*Exercise details*.
Return the listing below unchanged, minus its pictures.

*** The input ***

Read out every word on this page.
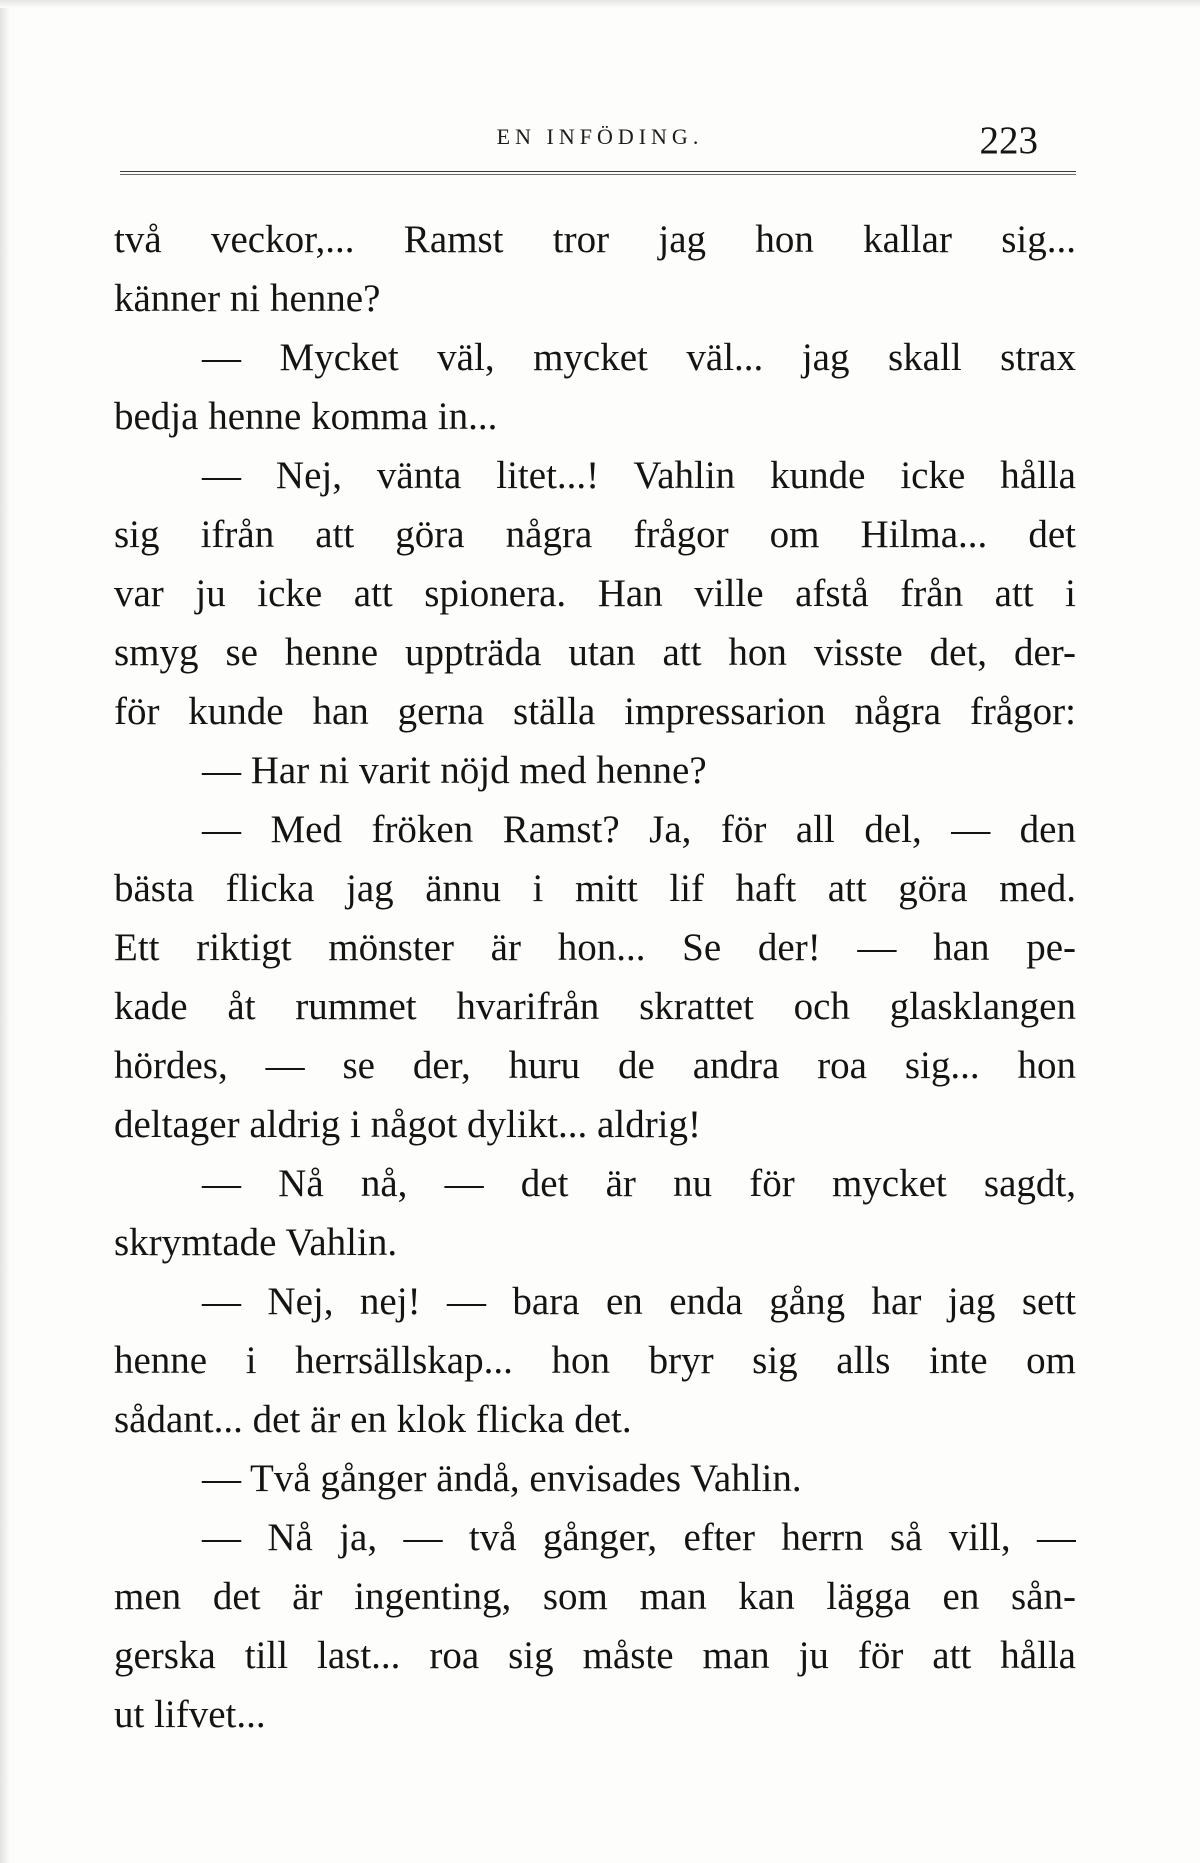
EN INFÖDING.	223
två veckor,... Ramst tror jag hon kallar sig...
känner ni henne?
— Mycket väl, mycket väl... jag skall strax
bedja henne komma in...
— Nej, vänta litet...! Vahlin kunde icke hålla
sig ifrån att göra några frågor om Hilma... det
var ju icke att spionera. Han ville afstå från att i
smyg se henne uppträda utan att hon visste det, der-
för kunde han gerna ställa impressarion några frågor:
— Har ni varit nöjd med henne?
— Med fröken Ramst? Ja, för all del, — den
bästa flicka jag ännu i mitt lif haft att göra med.
Ett riktigt mönster är hon... Se der! — han pe-
kade åt rummet hvarifrån skrattet och glasklangen
hördes, — se der, huru de andra roa sig... hon
deltager aldrig i något dylikt... aldrig!
— Nå nå, — det är nu för mycket sagdt,
skrymtade Vahlin.
— Nej, nej! — bara en enda gång har jag sett
henne i herrsällskap... hon bryr sig alls inte om
sådant... det är en klok flicka det.
— Två gånger ändå, envisades Vahlin.
— Nå ja, — två gånger, efter herrn så vill, —
men det är ingenting, som man kan lägga en sån-
gerska till last... roa sig måste man ju för att hålla
ut lifvet...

***

*Finished answer*.
Read out every word on this page.
EN INFÖDING.	223
två veckor,... Ramst tror jag hon kallar sig...
känner ni henne?
— Mycket väl, mycket väl... jag skall strax
bedja henne komma in...
— Nej, vänta litet...! Vahlin kunde icke hålla
sig ifrån att göra några frågor om Hilma... det
var ju icke att spionera. Han ville afstå från att i
smyg se henne uppträda utan att hon visste det, der-
för kunde han gerna ställa impressarion några frågor:
— Har ni varit nöjd med henne?
— Med fröken Ramst? Ja, för all del, — den
bästa flicka jag ännu i mitt lif haft att göra med.
Ett riktigt mönster är hon... Se der! — han pe-
kade åt rummet hvarifrån skrattet och glasklangen
hördes, — se der, huru de andra roa sig... hon
deltager aldrig i något dylikt... aldrig!
— Nå nå, — det är nu för mycket sagdt,
skrymtade Vahlin.
— Nej, nej! — bara en enda gång har jag sett
henne i herrsällskap... hon bryr sig alls inte om
sådant... det är en klok flicka det.
— Två gånger ändå, envisades Vahlin.
— Nå ja, — två gånger, efter herrn så vill, —
men det är ingenting, som man kan lägga en sån-
gerska till last... roa sig måste man ju för att hålla
ut lifvet...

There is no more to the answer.